#### Data provided:
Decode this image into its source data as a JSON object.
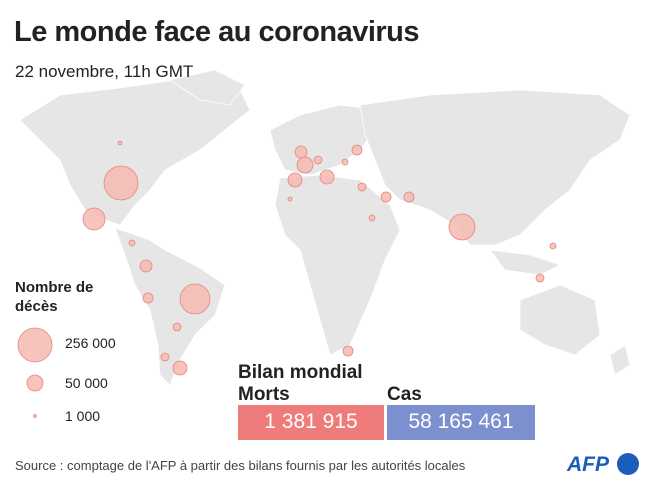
{
  "header": {
    "title": "Le monde face au coronavirus",
    "subtitle": "22 novembre, 11h GMT"
  },
  "legend": {
    "title": "Nombre de décès",
    "items": [
      "256 000",
      "50 000",
      "1 000"
    ]
  },
  "summary": {
    "title": "Bilan mondial",
    "deaths_label": "Morts",
    "deaths": "1 381 915",
    "cases_label": "Cas",
    "cases": "58 165 461"
  },
  "footer": {
    "source": "Source : comptage de l'AFP à partir des bilans fournis par les autorités locales",
    "logo": "AFP"
  }
}
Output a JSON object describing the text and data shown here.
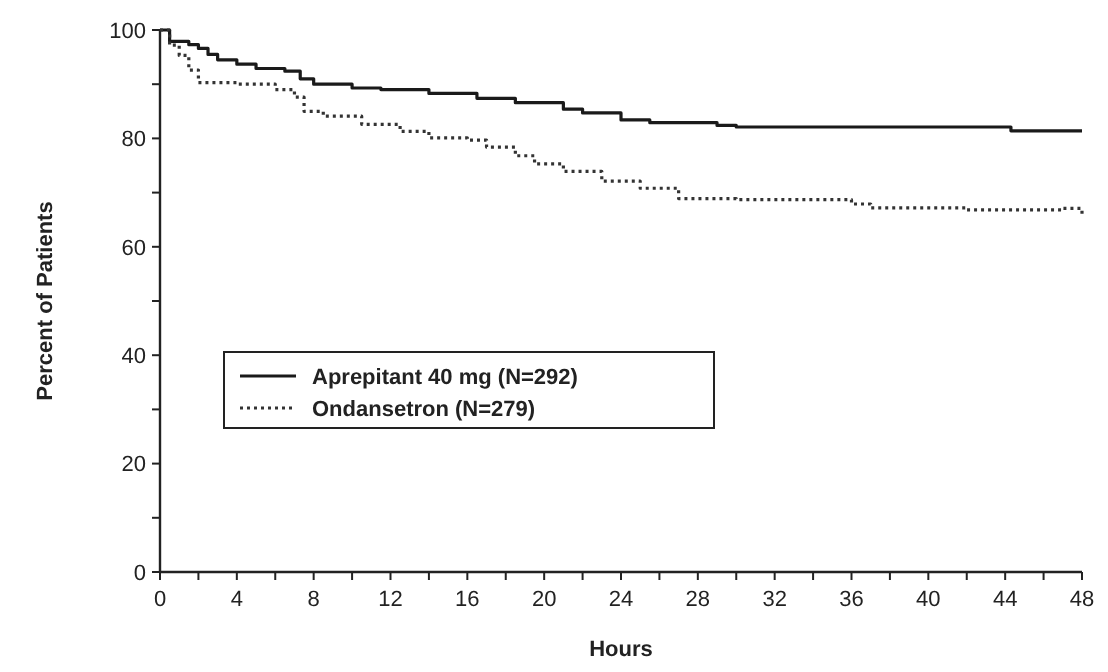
{
  "chart_data": {
    "type": "step",
    "xlabel": "Hours",
    "ylabel": "Percent of Patients",
    "xlim": [
      0,
      48
    ],
    "ylim": [
      0,
      100
    ],
    "xticks": [
      0,
      {
        "value": 2,
        "label": null
      },
      4,
      {
        "value": 6,
        "label": null
      },
      8,
      {
        "value": 10,
        "label": null
      },
      12,
      {
        "value": 14,
        "label": null
      },
      16,
      {
        "value": 18,
        "label": null
      },
      20,
      {
        "value": 22,
        "label": null
      },
      24,
      {
        "value": 26,
        "label": null
      },
      28,
      {
        "value": 30,
        "label": null
      },
      32,
      {
        "value": 34,
        "label": null
      },
      36,
      {
        "value": 38,
        "label": null
      },
      40,
      {
        "value": 42,
        "label": null
      },
      44,
      {
        "value": 46,
        "label": null
      },
      48
    ],
    "yticks": [
      0,
      {
        "value": 10,
        "label": null
      },
      20,
      {
        "value": 30,
        "label": null
      },
      40,
      {
        "value": 50,
        "label": null
      },
      60,
      {
        "value": 70,
        "label": null
      },
      80,
      {
        "value": 90,
        "label": null
      },
      100
    ],
    "grid": false,
    "legend": "left",
    "marker": "none",
    "series": [
      {
        "name": "Aprepitant 40 mg (N=292)",
        "color": "#1a1a1a",
        "line_style": "solid",
        "x": [
          0,
          0.5,
          1.5,
          2,
          2.5,
          3,
          4,
          5,
          6.5,
          7.3,
          8,
          10,
          11.5,
          14,
          16.5,
          18.5,
          21,
          22,
          24,
          25.5,
          29,
          30,
          44.3,
          48
        ],
        "values": [
          100,
          97.9,
          97.3,
          96.6,
          95.5,
          94.5,
          93.7,
          92.9,
          92.4,
          91,
          90,
          89.3,
          89,
          88.3,
          87.4,
          86.6,
          85.4,
          84.7,
          83.4,
          82.9,
          82.4,
          82.1,
          81.4,
          81.4
        ]
      },
      {
        "name": "Ondansetron (N=279)",
        "color": "#333333",
        "line_style": "dotted",
        "x": [
          0,
          0.5,
          1,
          1.5,
          2,
          4,
          6,
          7,
          7.5,
          8.5,
          10.5,
          12.5,
          14,
          16,
          17,
          18.5,
          19.5,
          21,
          23,
          25,
          27,
          30,
          36,
          37,
          42,
          47,
          48
        ],
        "values": [
          100,
          97.2,
          95.3,
          92.6,
          90.3,
          90,
          89,
          87.6,
          85,
          84.1,
          82.6,
          81.3,
          80.1,
          79.7,
          78.4,
          76.8,
          75.3,
          73.9,
          72.1,
          70.8,
          68.9,
          68.7,
          67.9,
          67.2,
          66.8,
          67.1,
          66
        ]
      }
    ]
  }
}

#### Required action:
The listing should be transcribed exactly. No picture is to appear in the transcription.

#### Answer area:
Decode this image into its source data as a JSON object.
{
  "header": {
    "title": "Le monde face au coronavirus",
    "subtitle": "22 novembre, 11h GMT"
  },
  "legend": {
    "title": "Nombre de décès",
    "items": [
      "256 000",
      "50 000",
      "1 000"
    ]
  },
  "summary": {
    "title": "Bilan mondial",
    "deaths_label": "Morts",
    "deaths": "1 381 915",
    "cases_label": "Cas",
    "cases": "58 165 461"
  },
  "footer": {
    "source": "Source : comptage de l'AFP à partir des bilans fournis par les autorités locales",
    "logo": "AFP"
  }
}
Output a JSON object describing the text and data shown here.
{
  "chart_data": {
    "type": "step",
    "xlabel": "Hours",
    "ylabel": "Percent of Patients",
    "xlim": [
      0,
      48
    ],
    "ylim": [
      0,
      100
    ],
    "xticks": [
      0,
      {
        "value": 2,
        "label": null
      },
      4,
      {
        "value": 6,
        "label": null
      },
      8,
      {
        "value": 10,
        "label": null
      },
      12,
      {
        "value": 14,
        "label": null
      },
      16,
      {
        "value": 18,
        "label": null
      },
      20,
      {
        "value": 22,
        "label": null
      },
      24,
      {
        "value": 26,
        "label": null
      },
      28,
      {
        "value": 30,
        "label": null
      },
      32,
      {
        "value": 34,
        "label": null
      },
      36,
      {
        "value": 38,
        "label": null
      },
      40,
      {
        "value": 42,
        "label": null
      },
      44,
      {
        "value": 46,
        "label": null
      },
      48
    ],
    "yticks": [
      0,
      {
        "value": 10,
        "label": null
      },
      20,
      {
        "value": 30,
        "label": null
      },
      40,
      {
        "value": 50,
        "label": null
      },
      60,
      {
        "value": 70,
        "label": null
      },
      80,
      {
        "value": 90,
        "label": null
      },
      100
    ],
    "grid": false,
    "legend": "left",
    "marker": "none",
    "series": [
      {
        "name": "Aprepitant 40 mg (N=292)",
        "color": "#1a1a1a",
        "line_style": "solid",
        "x": [
          0,
          0.5,
          1.5,
          2,
          2.5,
          3,
          4,
          5,
          6.5,
          7.3,
          8,
          10,
          11.5,
          14,
          16.5,
          18.5,
          21,
          22,
          24,
          25.5,
          29,
          30,
          44.3,
          48
        ],
        "values": [
          100,
          97.9,
          97.3,
          96.6,
          95.5,
          94.5,
          93.7,
          92.9,
          92.4,
          91,
          90,
          89.3,
          89,
          88.3,
          87.4,
          86.6,
          85.4,
          84.7,
          83.4,
          82.9,
          82.4,
          82.1,
          81.4,
          81.4
        ]
      },
      {
        "name": "Ondansetron (N=279)",
        "color": "#333333",
        "line_style": "dotted",
        "x": [
          0,
          0.5,
          1,
          1.5,
          2,
          4,
          6,
          7,
          7.5,
          8.5,
          10.5,
          12.5,
          14,
          16,
          17,
          18.5,
          19.5,
          21,
          23,
          25,
          27,
          30,
          36,
          37,
          42,
          47,
          48
        ],
        "values": [
          100,
          97.2,
          95.3,
          92.6,
          90.3,
          90,
          89,
          87.6,
          85,
          84.1,
          82.6,
          81.3,
          80.1,
          79.7,
          78.4,
          76.8,
          75.3,
          73.9,
          72.1,
          70.8,
          68.9,
          68.7,
          67.9,
          67.2,
          66.8,
          67.1,
          66
        ]
      }
    ]
  }
}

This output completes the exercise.